Output the data that follows exactly, line for line.
########
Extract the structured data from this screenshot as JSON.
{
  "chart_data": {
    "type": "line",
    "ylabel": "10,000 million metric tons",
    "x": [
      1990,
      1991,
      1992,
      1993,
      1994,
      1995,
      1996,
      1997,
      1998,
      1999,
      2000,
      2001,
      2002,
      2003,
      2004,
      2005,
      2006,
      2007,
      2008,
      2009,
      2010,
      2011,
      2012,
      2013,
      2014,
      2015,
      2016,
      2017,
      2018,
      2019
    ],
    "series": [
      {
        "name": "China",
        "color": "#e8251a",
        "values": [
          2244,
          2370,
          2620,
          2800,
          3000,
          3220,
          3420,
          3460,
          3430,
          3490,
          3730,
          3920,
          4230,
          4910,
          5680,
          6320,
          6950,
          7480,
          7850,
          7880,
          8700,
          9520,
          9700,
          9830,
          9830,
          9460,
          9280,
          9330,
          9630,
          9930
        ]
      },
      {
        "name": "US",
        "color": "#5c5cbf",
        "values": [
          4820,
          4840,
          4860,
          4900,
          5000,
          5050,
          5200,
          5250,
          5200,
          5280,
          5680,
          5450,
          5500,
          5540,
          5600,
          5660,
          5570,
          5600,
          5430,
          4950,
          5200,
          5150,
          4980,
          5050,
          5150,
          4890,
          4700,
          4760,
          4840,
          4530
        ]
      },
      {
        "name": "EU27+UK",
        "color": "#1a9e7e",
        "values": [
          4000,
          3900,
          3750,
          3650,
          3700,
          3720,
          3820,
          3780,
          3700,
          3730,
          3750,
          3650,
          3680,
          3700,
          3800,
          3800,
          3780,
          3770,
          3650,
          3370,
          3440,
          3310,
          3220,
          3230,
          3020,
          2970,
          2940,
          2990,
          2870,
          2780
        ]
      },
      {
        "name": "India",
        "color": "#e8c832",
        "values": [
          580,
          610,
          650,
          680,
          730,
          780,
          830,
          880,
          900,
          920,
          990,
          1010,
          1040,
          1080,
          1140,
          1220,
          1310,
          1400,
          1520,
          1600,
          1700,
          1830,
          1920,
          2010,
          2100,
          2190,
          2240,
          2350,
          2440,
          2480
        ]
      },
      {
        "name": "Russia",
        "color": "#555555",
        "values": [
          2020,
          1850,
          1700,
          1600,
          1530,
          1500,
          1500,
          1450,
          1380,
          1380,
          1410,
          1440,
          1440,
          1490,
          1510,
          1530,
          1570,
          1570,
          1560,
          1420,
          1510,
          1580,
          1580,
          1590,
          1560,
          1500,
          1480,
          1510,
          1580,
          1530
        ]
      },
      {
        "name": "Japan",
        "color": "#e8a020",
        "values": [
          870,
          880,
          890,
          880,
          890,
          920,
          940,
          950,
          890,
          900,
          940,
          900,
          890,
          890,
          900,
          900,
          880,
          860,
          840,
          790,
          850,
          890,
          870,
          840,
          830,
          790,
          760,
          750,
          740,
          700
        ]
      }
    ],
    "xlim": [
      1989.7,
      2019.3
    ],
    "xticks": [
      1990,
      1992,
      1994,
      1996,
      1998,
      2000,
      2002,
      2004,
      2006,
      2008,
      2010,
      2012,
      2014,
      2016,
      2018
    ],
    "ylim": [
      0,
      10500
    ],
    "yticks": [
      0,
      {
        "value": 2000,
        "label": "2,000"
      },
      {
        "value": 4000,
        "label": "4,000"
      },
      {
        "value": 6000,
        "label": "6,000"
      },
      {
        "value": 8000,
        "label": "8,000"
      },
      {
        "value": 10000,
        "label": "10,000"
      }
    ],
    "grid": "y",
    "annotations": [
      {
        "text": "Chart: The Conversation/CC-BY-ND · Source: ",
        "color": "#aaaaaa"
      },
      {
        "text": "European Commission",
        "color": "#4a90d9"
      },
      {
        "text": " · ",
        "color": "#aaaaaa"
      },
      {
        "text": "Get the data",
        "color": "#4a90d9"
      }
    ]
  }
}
########
▶ [Task answer]
Extract the structured data from this screenshot as JSON.
{
  "chart_data": {
    "type": "line",
    "ylabel": "10,000 million metric tons",
    "x": [
      1990,
      1991,
      1992,
      1993,
      1994,
      1995,
      1996,
      1997,
      1998,
      1999,
      2000,
      2001,
      2002,
      2003,
      2004,
      2005,
      2006,
      2007,
      2008,
      2009,
      2010,
      2011,
      2012,
      2013,
      2014,
      2015,
      2016,
      2017,
      2018,
      2019
    ],
    "series": [
      {
        "name": "China",
        "color": "#e8251a",
        "values": [
          2244,
          2370,
          2620,
          2800,
          3000,
          3220,
          3420,
          3460,
          3430,
          3490,
          3730,
          3920,
          4230,
          4910,
          5680,
          6320,
          6950,
          7480,
          7850,
          7880,
          8700,
          9520,
          9700,
          9830,
          9830,
          9460,
          9280,
          9330,
          9630,
          9930
        ]
      },
      {
        "name": "US",
        "color": "#5c5cbf",
        "values": [
          4820,
          4840,
          4860,
          4900,
          5000,
          5050,
          5200,
          5250,
          5200,
          5280,
          5680,
          5450,
          5500,
          5540,
          5600,
          5660,
          5570,
          5600,
          5430,
          4950,
          5200,
          5150,
          4980,
          5050,
          5150,
          4890,
          4700,
          4760,
          4840,
          4530
        ]
      },
      {
        "name": "EU27+UK",
        "color": "#1a9e7e",
        "values": [
          4000,
          3900,
          3750,
          3650,
          3700,
          3720,
          3820,
          3780,
          3700,
          3730,
          3750,
          3650,
          3680,
          3700,
          3800,
          3800,
          3780,
          3770,
          3650,
          3370,
          3440,
          3310,
          3220,
          3230,
          3020,
          2970,
          2940,
          2990,
          2870,
          2780
        ]
      },
      {
        "name": "India",
        "color": "#e8c832",
        "values": [
          580,
          610,
          650,
          680,
          730,
          780,
          830,
          880,
          900,
          920,
          990,
          1010,
          1040,
          1080,
          1140,
          1220,
          1310,
          1400,
          1520,
          1600,
          1700,
          1830,
          1920,
          2010,
          2100,
          2190,
          2240,
          2350,
          2440,
          2480
        ]
      },
      {
        "name": "Russia",
        "color": "#555555",
        "values": [
          2020,
          1850,
          1700,
          1600,
          1530,
          1500,
          1500,
          1450,
          1380,
          1380,
          1410,
          1440,
          1440,
          1490,
          1510,
          1530,
          1570,
          1570,
          1560,
          1420,
          1510,
          1580,
          1580,
          1590,
          1560,
          1500,
          1480,
          1510,
          1580,
          1530
        ]
      },
      {
        "name": "Japan",
        "color": "#e8a020",
        "values": [
          870,
          880,
          890,
          880,
          890,
          920,
          940,
          950,
          890,
          900,
          940,
          900,
          890,
          890,
          900,
          900,
          880,
          860,
          840,
          790,
          850,
          890,
          870,
          840,
          830,
          790,
          760,
          750,
          740,
          700
        ]
      }
    ],
    "xlim": [
      1989.7,
      2019.3
    ],
    "xticks": [
      1990,
      1992,
      1994,
      1996,
      1998,
      2000,
      2002,
      2004,
      2006,
      2008,
      2010,
      2012,
      2014,
      2016,
      2018
    ],
    "ylim": [
      0,
      10500
    ],
    "yticks": [
      0,
      {
        "value": 2000,
        "label": "2,000"
      },
      {
        "value": 4000,
        "label": "4,000"
      },
      {
        "value": 6000,
        "label": "6,000"
      },
      {
        "value": 8000,
        "label": "8,000"
      },
      {
        "value": 10000,
        "label": "10,000"
      }
    ],
    "grid": "y",
    "annotations": [
      {
        "text": "Chart: The Conversation/CC-BY-ND · Source: ",
        "color": "#aaaaaa"
      },
      {
        "text": "European Commission",
        "color": "#4a90d9"
      },
      {
        "text": " · ",
        "color": "#aaaaaa"
      },
      {
        "text": "Get the data",
        "color": "#4a90d9"
      }
    ]
  }
}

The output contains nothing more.